▶ _Page text_
People with certain medical conditions are at increased risk of developing active TB if they have LTBI. These medical risk factors are set out in Box 40.1.

Box 40.1 Examples of factors that increase risk of developing active tuberculosis if infected

• HIV positive

• Injecting drug users

• Solid organ transplantation, jejunoileal bypass or gastrectomy

• Haematological malignancy, for example leukaemia and lymphomas

• Chronic renal failure or receiving haemodialysis

• Receiving anti-TNFα treatment

• Silicosis

Impact of HIV infection

People with HIV infection have an increased risk of developing TB if exposed to infection. The estimated annual risk of TB in those with HIV infection and TB co-infection is around 10% as opposed to a 10% lifetime chance in someone infected with TB, but not HIV.

Drug-resistant TB

MDR-TB is caused by bacteria that are resistant to at least isoniazid and rifampicin, the most effective anti-TB drugs. MDR-TB results from either primary infection with resistant bacteria or may develop in the course of a patient’s treatment.

▶ _Dataset content_
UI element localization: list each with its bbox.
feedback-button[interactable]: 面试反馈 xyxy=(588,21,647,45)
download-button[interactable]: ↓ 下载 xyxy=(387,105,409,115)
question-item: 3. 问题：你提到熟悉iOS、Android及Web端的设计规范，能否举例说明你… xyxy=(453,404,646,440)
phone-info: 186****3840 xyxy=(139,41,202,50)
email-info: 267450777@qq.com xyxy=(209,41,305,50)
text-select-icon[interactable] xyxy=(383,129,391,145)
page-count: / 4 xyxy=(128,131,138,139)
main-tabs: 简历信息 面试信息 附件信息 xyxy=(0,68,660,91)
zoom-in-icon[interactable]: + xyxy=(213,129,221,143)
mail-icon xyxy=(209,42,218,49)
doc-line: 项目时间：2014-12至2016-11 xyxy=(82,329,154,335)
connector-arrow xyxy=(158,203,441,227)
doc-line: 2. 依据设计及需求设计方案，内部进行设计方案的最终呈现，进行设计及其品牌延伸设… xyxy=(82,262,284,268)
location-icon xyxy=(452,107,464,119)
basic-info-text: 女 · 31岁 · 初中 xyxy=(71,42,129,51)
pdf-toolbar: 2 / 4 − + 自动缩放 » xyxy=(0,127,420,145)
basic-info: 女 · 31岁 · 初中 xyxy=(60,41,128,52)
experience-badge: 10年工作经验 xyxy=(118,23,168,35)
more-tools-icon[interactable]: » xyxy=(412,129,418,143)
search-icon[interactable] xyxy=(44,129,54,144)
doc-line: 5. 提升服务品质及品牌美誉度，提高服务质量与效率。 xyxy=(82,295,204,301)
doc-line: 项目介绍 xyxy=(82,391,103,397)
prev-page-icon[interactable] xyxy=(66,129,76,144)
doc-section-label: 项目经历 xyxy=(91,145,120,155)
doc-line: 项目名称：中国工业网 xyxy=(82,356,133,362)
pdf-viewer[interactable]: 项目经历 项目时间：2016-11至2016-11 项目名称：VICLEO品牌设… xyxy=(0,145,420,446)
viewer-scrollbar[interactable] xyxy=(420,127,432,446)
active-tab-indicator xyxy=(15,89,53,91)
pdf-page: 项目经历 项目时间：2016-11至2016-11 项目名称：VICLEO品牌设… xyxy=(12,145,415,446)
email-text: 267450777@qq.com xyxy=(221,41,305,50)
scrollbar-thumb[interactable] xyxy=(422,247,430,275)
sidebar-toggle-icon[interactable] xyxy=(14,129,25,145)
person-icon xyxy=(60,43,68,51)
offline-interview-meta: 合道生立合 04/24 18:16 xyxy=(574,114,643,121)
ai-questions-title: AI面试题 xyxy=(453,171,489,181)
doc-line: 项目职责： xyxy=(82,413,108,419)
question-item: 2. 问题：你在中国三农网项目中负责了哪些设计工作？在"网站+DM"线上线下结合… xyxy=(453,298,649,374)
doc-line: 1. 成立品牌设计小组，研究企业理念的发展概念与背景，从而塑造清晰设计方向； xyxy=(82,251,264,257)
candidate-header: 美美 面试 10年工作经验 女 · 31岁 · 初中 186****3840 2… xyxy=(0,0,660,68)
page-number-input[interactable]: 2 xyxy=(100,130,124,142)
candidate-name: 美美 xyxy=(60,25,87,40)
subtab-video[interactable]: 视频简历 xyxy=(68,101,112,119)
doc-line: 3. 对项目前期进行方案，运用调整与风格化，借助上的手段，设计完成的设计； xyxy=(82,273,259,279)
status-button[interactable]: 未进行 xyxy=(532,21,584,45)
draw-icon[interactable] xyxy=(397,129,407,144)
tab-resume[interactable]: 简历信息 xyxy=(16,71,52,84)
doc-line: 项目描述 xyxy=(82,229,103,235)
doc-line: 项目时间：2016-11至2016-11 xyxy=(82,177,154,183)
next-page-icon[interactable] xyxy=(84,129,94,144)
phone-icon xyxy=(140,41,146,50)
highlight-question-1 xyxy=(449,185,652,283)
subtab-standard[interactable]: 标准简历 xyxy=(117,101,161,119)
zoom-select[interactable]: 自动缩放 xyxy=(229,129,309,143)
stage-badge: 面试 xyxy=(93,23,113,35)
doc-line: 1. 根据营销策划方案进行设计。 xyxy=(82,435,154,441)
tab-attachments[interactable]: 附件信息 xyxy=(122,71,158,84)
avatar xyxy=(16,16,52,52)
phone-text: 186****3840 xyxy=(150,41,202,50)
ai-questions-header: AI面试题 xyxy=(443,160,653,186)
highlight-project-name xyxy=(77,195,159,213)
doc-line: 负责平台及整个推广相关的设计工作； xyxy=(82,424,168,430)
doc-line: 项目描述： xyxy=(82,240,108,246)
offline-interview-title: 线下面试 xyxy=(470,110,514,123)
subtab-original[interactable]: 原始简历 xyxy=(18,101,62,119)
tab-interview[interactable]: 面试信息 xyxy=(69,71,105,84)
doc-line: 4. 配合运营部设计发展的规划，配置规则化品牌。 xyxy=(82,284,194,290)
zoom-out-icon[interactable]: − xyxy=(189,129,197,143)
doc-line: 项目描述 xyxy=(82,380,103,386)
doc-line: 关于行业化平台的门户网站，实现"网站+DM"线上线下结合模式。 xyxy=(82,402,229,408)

▶ _Brief 1_
Transcribe the tuberculosis text word for word, from "People with HIV" up to and including "but not HIV.".
▶ _Brief 2_
Pick up the tuberculosis text after its final sentence and keep writing.

▶ _Written reply 1_
People with HIV infection have an increased risk of developing TB if exposed to infection. The estimated annual risk of TB in those with HIV infection and TB co-infection is around 10% as opposed to a 10% lifetime chance in someone infected with TB, but not HIV.

▶ _Written reply 2_
XDR-TB is a form of TB caused by bacteria that are resistant to isoniazid and rifampicin, that is, MDR-TB, as well as any fluoroquinolone and any of the second-line anti-TB injectable drugs including amikacin, kanamycin or capreomycin (WHO, 2010).

Epidemiology

Epidemiology is a measure of the occurrence of a disease in different populations. It helps to identify population groups at increased risk of TB. The key measures for TB are the number of new cases in a specified period of time, usually 1 year, and the incidence rates, that is, new cases per 100,000 of the population. Incidence rates are a good comparative measure of differences in the occurrence of TB between countries or different sub-groups in the population, as they take into account the size of those groups. TB surveillance, which involves monitoring its occurrence and epidemiology, is an essential component of TB control programmes, because it helps to evaluate their effectiveness in reducing disease rates.

Global

Globally, it is estimated that TB causes about 2 million deaths worldwide each year. One-third of the world’s population is infected with the tubercle bacillus. It is becoming the leading cause of death among HIV-positive people. Over 4 million cases of TB disease are notified annually although the estimated number of new cases is put at 9 million. The majority of cases occur in poor countries in the southern hemisphere (WHO, 2009).

The numbers of cases estimated to have occurred in 2008, globally and by WHO region, is presented in Table 40.1. Most cases of TB are in South East Asia, although the highest rates are in Africa.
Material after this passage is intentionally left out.